▶ **Lines of data**
____

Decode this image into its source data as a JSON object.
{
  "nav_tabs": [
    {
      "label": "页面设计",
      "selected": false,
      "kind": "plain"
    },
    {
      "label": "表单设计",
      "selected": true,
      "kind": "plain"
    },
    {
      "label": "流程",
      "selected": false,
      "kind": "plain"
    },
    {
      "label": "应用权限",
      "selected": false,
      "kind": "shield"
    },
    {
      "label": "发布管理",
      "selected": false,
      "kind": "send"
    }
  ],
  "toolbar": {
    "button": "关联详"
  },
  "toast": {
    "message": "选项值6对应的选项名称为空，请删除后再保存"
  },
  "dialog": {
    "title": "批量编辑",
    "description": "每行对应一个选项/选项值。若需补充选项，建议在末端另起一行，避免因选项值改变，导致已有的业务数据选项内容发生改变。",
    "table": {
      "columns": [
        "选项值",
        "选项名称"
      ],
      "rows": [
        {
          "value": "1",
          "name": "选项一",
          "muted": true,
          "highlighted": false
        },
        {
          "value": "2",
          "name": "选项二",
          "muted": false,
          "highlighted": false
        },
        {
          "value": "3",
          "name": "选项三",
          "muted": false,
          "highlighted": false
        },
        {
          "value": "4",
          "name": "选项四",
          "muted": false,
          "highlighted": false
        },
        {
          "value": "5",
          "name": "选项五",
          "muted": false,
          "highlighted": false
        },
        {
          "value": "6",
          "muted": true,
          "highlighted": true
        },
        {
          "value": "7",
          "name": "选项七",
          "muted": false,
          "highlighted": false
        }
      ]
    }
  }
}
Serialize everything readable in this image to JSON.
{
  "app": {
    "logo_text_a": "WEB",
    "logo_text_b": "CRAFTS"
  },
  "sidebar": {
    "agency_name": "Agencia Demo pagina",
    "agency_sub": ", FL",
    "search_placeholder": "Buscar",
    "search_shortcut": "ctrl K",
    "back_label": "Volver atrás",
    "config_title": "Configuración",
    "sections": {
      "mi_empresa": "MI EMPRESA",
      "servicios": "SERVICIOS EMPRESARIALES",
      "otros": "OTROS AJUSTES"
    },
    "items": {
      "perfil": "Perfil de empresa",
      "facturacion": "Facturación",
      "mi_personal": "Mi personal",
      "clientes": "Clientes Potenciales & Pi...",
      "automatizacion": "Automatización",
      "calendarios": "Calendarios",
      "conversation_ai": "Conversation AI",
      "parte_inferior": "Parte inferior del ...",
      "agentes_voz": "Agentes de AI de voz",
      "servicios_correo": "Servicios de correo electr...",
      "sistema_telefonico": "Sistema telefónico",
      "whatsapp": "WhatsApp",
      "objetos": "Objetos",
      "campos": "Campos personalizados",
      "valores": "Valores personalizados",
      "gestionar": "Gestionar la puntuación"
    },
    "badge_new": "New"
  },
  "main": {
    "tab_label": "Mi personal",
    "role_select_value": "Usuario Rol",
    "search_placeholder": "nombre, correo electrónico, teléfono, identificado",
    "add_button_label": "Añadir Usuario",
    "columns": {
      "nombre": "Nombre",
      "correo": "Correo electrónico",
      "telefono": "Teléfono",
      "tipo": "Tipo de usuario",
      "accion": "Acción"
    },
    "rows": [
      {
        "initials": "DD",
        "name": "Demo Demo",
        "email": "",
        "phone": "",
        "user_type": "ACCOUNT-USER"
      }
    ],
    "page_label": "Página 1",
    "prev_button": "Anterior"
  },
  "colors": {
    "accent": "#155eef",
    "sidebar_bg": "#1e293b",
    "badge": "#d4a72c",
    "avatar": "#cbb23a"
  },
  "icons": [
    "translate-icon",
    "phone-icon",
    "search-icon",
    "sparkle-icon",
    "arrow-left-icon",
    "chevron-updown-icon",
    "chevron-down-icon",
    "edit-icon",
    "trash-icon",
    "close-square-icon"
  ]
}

____

▶ **Task to carry out**
Every entry must be output again, exactly as written above.

▶ **Finished task**
Decode this image into its source data as a JSON object.
{
  "nav_tabs": [
    {
      "label": "页面设计",
      "selected": false,
      "kind": "plain"
    },
    {
      "label": "表单设计",
      "selected": true,
      "kind": "plain"
    },
    {
      "label": "流程",
      "selected": false,
      "kind": "plain"
    },
    {
      "label": "应用权限",
      "selected": false,
      "kind": "shield"
    },
    {
      "label": "发布管理",
      "selected": false,
      "kind": "send"
    }
  ],
  "toolbar": {
    "button": "关联详"
  },
  "toast": {
    "message": "选项值6对应的选项名称为空，请删除后再保存"
  },
  "dialog": {
    "title": "批量编辑",
    "description": "每行对应一个选项/选项值。若需补充选项，建议在末端另起一行，避免因选项值改变，导致已有的业务数据选项内容发生改变。",
    "table": {
      "columns": [
        "选项值",
        "选项名称"
      ],
      "rows": [
        {
          "value": "1",
          "name": "选项一",
          "muted": true,
          "highlighted": false
        },
        {
          "value": "2",
          "name": "选项二",
          "muted": false,
          "highlighted": false
        },
        {
          "value": "3",
          "name": "选项三",
          "muted": false,
          "highlighted": false
        },
        {
          "value": "4",
          "name": "选项四",
          "muted": false,
          "highlighted": false
        },
        {
          "value": "5",
          "name": "选项五",
          "muted": false,
          "highlighted": false
        },
        {
          "value": "6",
          "muted": true,
          "highlighted": true
        },
        {
          "value": "7",
          "name": "选项七",
          "muted": false,
          "highlighted": false
        }
      ]
    }
  }
}
Serialize everything readable in this image to JSON.
{
  "app": {
    "logo_text_a": "WEB",
    "logo_text_b": "CRAFTS"
  },
  "sidebar": {
    "agency_name": "Agencia Demo pagina",
    "agency_sub": ", FL",
    "search_placeholder": "Buscar",
    "search_shortcut": "ctrl K",
    "back_label": "Volver atrás",
    "config_title": "Configuración",
    "sections": {
      "mi_empresa": "MI EMPRESA",
      "servicios": "SERVICIOS EMPRESARIALES",
      "otros": "OTROS AJUSTES"
    },
    "items": {
      "perfil": "Perfil de empresa",
      "facturacion": "Facturación",
      "mi_personal": "Mi personal",
      "clientes": "Clientes Potenciales & Pi...",
      "automatizacion": "Automatización",
      "calendarios": "Calendarios",
      "conversation_ai": "Conversation AI",
      "parte_inferior": "Parte inferior del ...",
      "agentes_voz": "Agentes de AI de voz",
      "servicios_correo": "Servicios de correo electr...",
      "sistema_telefonico": "Sistema telefónico",
      "whatsapp": "WhatsApp",
      "objetos": "Objetos",
      "campos": "Campos personalizados",
      "valores": "Valores personalizados",
      "gestionar": "Gestionar la puntuación"
    },
    "badge_new": "New"
  },
  "main": {
    "tab_label": "Mi personal",
    "role_select_value": "Usuario Rol",
    "search_placeholder": "nombre, correo electrónico, teléfono, identificado",
    "add_button_label": "Añadir Usuario",
    "columns": {
      "nombre": "Nombre",
      "correo": "Correo electrónico",
      "telefono": "Teléfono",
      "tipo": "Tipo de usuario",
      "accion": "Acción"
    },
    "rows": [
      {
        "initials": "DD",
        "name": "Demo Demo",
        "email": "",
        "phone": "",
        "user_type": "ACCOUNT-USER"
      }
    ],
    "page_label": "Página 1",
    "prev_button": "Anterior"
  },
  "colors": {
    "accent": "#155eef",
    "sidebar_bg": "#1e293b",
    "badge": "#d4a72c",
    "avatar": "#cbb23a"
  },
  "icons": [
    "translate-icon",
    "phone-icon",
    "search-icon",
    "sparkle-icon",
    "arrow-left-icon",
    "chevron-updown-icon",
    "chevron-down-icon",
    "edit-icon",
    "trash-icon",
    "close-square-icon"
  ]
}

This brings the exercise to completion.